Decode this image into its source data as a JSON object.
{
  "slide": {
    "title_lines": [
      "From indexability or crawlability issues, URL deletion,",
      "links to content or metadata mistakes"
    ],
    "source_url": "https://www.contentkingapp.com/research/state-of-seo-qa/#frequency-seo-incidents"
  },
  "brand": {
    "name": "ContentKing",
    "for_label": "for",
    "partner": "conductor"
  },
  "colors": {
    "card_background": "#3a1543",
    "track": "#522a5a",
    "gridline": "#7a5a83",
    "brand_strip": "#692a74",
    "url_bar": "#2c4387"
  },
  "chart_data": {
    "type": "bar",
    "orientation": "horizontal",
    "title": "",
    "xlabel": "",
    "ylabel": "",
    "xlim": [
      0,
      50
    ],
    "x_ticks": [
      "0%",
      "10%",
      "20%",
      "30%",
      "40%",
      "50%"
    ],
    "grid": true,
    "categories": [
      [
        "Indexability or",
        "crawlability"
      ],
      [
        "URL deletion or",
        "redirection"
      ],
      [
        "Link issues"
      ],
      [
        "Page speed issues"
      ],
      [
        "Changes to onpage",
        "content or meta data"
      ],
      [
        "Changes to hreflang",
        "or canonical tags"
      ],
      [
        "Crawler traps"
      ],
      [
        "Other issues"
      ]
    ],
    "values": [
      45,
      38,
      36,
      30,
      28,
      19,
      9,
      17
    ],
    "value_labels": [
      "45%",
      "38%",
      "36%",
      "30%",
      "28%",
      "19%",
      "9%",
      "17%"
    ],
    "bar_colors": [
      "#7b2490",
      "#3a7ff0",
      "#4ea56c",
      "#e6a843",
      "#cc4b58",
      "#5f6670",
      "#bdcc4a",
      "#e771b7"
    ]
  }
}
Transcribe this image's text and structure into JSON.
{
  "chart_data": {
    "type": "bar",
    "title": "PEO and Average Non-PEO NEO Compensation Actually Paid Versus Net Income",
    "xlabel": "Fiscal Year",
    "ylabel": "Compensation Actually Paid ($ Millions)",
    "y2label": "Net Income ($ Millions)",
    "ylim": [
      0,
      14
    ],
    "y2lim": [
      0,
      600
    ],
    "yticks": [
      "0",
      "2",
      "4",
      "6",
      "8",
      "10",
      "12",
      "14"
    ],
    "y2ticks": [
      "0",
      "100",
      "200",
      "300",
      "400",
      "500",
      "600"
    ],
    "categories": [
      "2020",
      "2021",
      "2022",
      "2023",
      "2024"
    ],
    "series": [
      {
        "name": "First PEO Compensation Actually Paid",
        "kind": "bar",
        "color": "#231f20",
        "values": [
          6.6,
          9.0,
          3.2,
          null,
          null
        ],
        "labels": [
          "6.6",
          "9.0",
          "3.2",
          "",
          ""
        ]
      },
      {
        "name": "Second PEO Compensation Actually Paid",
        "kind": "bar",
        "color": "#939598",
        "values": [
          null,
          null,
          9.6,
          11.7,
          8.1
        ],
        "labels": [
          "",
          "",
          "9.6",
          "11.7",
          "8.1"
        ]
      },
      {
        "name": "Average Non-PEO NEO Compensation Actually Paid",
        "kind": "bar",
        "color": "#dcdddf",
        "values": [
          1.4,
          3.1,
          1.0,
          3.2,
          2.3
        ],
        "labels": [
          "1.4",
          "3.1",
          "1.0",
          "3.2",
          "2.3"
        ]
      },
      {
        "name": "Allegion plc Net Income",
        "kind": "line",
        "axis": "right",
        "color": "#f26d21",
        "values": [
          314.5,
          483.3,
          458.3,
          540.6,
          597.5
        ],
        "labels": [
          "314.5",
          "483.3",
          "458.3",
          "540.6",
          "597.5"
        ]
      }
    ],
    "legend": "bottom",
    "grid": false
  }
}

==*==

PROBLEM TO WORK ON ▸ Search the entries for the word "Changes" and gather every line where it appears.

RESULT OF THE EXERCISE ▸
        "Changes to onpage",
        "Changes to hreflang",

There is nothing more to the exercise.